[EXCERPTED TEXT]
- - - - - - -
Yet Altamides was not used solely for political or corporate espionage. The archive contained hundreds of records involving ordinary people — teachers, tattoo artists, therapists. One such individual, Sofia (name changed), a European woman vacationing in Goa in 2012, had no idea she was being stalked through commercial-grade spyware used by intelligence services. The surveillance continued for ten months.
The proliferation of Altamides can be traced to a web of intermediaries. Documents indicate that First Wap marketed its technology through a network of partners, including the UK-based KCS Group, which presents itself as a corporate intelligence agency. Following the Arab Spring, KCS representatives actively promoted the system to the governments of Morocco and Algeria, while also deploying it in private disputes — tracking rivals of their clients. In response to journalists’ inquiries, the company insisted it does not employ “unethical surveillance methods” and adheres to corporate compliance standards.
- - - - - - -
[STUDY MATERIAL]
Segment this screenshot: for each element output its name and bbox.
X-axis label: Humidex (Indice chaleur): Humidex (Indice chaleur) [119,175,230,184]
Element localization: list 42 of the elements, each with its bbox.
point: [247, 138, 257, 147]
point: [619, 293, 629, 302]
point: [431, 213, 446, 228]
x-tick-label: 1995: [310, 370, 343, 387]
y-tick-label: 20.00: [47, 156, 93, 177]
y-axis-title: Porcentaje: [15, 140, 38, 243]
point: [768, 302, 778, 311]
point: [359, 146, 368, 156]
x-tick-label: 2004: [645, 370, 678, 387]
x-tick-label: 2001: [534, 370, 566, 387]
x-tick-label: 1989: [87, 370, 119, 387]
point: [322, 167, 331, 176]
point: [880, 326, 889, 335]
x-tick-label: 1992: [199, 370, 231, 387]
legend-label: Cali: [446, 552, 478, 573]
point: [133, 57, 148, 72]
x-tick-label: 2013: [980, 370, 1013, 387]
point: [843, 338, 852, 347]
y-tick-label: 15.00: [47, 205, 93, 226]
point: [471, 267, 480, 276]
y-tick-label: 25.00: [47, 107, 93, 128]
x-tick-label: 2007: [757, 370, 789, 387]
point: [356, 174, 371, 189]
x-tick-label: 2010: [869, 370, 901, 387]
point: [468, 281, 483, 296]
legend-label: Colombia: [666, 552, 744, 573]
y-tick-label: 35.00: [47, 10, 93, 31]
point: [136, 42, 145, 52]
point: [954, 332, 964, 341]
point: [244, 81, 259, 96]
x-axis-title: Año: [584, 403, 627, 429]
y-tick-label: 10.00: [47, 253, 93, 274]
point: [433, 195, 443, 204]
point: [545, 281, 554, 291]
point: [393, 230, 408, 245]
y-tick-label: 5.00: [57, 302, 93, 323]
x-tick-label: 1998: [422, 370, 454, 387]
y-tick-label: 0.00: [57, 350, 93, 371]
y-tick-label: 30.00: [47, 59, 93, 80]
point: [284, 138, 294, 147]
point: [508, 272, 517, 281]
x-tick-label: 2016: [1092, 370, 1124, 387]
- - - - - - -
[PROBLEM A] In the Altamides text, how long did the surveillance of the woman called Sofia continue?
[PROBLEM B] Transcribe the part of the Altamides text that opens with the words containing "Yet Altamides was" and closes with "for ten months.".

[EXERCISE RESPONSE A] Ten months.

[EXERCISE RESPONSE B]
Yet Altamides was not used solely for political or corporate espionage. The archive contained hundreds of records involving ordinary people — teachers, tattoo artists, therapists. One such individual, Sofia (name changed), a European woman vacationing in Goa in 2012, had no idea she was being stalked through commercial-grade spyware used by intelligence services. The surveillance continued for ten months.